** TASK STATEMENT **
Using the material below, copy every line where "Volume" appears.

** THE DATA **
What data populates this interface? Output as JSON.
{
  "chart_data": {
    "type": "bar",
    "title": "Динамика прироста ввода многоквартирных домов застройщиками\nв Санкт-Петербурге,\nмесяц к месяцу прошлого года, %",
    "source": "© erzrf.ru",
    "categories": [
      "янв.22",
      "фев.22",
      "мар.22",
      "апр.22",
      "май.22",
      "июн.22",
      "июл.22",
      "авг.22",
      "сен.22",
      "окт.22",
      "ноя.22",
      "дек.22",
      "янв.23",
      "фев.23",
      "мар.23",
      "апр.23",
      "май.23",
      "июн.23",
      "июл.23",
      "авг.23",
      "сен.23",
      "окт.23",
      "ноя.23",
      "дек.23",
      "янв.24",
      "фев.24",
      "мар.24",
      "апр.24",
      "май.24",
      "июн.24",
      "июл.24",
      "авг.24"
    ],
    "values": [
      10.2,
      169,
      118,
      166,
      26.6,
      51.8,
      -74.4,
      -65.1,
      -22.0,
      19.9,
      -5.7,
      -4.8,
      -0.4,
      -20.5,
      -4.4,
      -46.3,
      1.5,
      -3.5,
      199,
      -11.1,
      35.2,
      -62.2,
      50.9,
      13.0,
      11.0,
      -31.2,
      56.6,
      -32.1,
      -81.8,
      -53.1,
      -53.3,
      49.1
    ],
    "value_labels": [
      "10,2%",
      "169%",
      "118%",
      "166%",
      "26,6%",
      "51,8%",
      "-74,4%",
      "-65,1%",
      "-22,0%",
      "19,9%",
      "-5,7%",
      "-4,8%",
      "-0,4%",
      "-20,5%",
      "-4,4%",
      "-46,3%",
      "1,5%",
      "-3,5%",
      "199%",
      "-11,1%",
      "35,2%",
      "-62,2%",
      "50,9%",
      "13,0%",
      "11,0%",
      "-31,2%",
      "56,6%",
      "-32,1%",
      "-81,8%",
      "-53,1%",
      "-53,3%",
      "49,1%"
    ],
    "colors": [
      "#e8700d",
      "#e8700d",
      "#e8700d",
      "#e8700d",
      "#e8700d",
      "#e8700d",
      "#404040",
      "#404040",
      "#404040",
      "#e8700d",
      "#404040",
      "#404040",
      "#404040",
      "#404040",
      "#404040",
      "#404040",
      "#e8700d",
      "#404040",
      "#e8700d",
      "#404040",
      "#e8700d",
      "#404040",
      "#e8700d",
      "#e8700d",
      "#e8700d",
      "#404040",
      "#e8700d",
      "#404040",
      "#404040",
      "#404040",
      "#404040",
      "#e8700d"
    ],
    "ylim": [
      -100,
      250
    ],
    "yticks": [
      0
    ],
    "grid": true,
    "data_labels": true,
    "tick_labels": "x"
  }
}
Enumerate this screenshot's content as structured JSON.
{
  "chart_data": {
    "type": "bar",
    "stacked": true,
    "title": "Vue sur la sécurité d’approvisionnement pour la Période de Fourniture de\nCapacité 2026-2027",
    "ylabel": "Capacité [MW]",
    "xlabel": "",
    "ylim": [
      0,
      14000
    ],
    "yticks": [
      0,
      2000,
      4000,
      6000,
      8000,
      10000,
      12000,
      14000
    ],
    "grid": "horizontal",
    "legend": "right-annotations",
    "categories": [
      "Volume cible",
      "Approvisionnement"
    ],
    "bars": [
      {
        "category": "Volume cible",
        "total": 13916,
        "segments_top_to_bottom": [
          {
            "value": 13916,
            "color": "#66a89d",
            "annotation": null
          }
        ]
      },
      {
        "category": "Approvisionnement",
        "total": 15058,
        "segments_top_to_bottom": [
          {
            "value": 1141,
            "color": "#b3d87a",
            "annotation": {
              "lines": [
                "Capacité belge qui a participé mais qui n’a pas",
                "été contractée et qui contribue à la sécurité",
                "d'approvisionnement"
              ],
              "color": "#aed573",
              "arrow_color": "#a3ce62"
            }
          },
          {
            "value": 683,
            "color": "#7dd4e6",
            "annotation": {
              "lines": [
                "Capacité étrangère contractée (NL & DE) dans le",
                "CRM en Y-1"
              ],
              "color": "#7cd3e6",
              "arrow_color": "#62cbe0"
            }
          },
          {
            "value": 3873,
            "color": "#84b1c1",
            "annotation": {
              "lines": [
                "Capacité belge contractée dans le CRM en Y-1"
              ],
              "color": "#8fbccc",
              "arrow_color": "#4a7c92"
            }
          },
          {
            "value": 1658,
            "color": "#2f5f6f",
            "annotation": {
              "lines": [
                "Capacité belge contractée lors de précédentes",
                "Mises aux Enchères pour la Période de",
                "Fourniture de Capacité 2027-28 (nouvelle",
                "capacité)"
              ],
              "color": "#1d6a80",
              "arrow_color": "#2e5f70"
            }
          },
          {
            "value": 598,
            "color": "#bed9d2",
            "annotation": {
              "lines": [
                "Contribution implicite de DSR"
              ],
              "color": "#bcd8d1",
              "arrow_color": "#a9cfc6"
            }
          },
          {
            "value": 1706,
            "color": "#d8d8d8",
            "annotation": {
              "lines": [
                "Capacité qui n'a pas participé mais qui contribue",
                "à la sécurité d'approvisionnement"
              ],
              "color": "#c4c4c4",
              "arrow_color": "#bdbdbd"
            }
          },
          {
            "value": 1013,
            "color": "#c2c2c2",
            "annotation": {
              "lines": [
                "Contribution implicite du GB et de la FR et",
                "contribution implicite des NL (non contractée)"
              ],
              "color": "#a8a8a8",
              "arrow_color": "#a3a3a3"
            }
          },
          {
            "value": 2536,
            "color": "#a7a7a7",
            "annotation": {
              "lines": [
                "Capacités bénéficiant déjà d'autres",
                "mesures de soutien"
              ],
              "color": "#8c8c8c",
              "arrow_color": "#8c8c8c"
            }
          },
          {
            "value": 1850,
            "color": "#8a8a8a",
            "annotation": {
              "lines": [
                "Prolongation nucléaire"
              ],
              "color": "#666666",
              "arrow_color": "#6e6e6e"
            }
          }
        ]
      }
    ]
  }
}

--

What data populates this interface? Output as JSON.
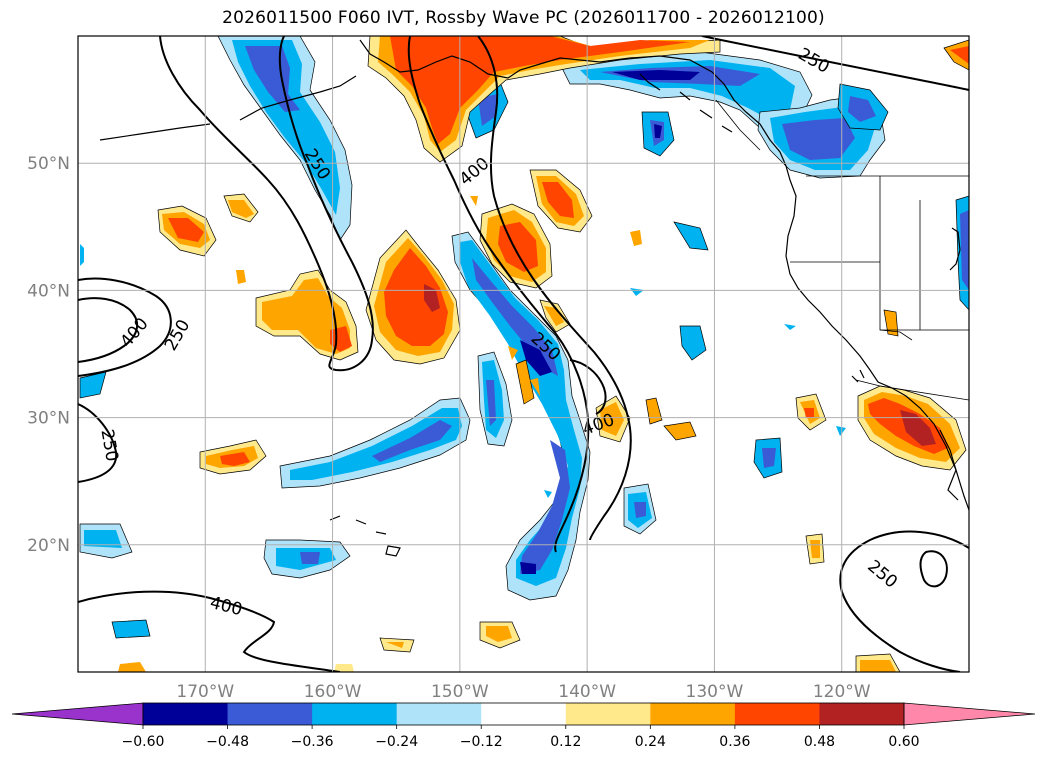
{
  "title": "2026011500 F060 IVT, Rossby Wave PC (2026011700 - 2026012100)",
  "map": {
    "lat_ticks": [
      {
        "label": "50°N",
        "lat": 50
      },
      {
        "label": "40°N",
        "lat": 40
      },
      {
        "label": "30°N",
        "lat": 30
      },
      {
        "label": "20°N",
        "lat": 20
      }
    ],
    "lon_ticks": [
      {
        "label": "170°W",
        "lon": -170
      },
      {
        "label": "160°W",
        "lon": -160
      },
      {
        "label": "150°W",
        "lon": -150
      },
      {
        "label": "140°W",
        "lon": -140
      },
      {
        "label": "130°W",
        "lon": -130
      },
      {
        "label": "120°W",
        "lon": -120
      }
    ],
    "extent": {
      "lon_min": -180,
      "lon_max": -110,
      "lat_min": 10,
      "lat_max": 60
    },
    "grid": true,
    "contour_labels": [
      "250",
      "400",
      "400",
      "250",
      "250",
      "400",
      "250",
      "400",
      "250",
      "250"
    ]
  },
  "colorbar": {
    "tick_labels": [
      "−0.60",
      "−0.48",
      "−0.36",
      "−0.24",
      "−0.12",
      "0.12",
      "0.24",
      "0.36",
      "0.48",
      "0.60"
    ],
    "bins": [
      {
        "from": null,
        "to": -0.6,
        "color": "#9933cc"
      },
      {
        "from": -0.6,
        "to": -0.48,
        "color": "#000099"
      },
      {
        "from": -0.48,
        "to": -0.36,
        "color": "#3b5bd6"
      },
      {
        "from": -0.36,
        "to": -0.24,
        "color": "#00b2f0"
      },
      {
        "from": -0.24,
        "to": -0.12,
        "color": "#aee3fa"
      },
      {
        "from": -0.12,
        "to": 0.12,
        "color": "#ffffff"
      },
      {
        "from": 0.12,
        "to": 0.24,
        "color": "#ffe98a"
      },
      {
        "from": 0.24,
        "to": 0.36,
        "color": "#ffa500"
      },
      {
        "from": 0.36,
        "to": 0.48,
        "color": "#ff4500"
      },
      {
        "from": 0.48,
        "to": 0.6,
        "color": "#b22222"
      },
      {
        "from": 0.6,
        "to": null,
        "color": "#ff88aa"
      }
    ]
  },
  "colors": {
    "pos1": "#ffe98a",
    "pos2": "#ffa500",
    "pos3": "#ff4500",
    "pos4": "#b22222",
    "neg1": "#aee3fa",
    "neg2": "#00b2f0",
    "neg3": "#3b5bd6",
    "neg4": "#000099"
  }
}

==

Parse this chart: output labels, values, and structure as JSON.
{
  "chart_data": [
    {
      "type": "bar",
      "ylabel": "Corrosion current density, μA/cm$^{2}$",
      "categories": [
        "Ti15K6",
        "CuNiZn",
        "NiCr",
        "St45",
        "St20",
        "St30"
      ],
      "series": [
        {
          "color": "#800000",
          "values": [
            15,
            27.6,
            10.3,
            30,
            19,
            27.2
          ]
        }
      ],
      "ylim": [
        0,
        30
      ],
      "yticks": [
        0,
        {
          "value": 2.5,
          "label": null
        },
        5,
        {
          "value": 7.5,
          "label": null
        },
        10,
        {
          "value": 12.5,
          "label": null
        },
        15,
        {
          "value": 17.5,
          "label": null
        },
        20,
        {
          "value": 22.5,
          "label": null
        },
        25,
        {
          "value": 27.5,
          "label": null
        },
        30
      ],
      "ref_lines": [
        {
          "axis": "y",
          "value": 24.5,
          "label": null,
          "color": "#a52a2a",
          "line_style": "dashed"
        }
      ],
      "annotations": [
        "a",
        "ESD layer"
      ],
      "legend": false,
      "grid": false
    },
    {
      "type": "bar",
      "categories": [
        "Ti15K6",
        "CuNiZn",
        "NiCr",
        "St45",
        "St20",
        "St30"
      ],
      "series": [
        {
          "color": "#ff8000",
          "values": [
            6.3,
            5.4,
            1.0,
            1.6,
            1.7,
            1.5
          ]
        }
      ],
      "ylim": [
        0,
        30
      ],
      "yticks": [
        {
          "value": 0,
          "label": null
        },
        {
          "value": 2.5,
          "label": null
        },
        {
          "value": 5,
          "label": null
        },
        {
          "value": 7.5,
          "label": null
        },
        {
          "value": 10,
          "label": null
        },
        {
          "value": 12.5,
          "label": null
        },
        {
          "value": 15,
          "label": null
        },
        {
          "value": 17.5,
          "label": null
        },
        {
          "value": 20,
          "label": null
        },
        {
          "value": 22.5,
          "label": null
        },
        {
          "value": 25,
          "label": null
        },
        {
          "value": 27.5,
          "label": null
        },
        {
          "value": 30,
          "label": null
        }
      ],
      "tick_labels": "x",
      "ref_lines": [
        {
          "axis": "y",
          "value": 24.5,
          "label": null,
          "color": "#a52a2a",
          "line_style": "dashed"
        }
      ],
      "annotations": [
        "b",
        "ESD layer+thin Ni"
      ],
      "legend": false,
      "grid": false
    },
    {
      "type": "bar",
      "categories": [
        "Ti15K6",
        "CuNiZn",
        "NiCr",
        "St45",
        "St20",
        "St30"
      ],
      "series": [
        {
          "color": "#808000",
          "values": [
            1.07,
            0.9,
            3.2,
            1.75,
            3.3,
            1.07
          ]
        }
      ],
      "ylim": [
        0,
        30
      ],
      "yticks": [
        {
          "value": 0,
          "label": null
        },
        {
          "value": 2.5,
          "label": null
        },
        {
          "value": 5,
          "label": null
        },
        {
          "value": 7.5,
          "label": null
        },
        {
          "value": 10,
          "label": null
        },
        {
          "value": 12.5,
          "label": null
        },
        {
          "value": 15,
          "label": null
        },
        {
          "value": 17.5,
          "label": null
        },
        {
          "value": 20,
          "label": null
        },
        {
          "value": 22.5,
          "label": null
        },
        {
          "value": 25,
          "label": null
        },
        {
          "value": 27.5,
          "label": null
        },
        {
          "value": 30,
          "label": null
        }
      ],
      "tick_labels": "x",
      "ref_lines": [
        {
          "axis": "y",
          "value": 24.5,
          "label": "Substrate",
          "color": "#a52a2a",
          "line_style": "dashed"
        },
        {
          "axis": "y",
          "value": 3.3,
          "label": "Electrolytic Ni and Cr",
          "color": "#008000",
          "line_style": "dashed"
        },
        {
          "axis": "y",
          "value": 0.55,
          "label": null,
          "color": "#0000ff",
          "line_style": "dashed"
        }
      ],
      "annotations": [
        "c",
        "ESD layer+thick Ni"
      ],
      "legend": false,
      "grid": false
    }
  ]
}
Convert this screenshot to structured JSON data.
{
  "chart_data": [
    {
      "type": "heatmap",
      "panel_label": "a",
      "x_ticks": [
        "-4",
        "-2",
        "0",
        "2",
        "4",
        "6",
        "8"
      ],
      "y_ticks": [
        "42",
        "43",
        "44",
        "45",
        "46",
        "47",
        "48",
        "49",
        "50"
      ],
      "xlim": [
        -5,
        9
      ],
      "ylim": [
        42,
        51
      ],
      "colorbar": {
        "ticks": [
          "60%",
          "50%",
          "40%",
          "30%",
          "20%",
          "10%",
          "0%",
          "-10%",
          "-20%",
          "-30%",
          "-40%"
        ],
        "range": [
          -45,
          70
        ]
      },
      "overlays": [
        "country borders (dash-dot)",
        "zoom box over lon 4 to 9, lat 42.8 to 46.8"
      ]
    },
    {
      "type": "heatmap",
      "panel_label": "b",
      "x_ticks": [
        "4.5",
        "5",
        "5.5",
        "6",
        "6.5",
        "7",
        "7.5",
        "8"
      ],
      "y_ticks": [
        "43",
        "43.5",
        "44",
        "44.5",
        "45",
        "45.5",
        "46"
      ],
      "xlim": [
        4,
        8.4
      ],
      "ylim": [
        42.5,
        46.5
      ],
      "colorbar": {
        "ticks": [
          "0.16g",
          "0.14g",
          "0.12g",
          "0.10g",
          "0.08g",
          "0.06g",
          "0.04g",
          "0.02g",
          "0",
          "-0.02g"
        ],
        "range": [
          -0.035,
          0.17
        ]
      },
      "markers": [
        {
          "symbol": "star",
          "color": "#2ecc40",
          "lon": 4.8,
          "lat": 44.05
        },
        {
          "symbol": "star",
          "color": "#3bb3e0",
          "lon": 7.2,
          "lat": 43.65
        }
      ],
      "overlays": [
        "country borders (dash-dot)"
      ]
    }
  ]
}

** RESULT OF THE TASK **
      "Volume cible",
        "category": "Volume cible",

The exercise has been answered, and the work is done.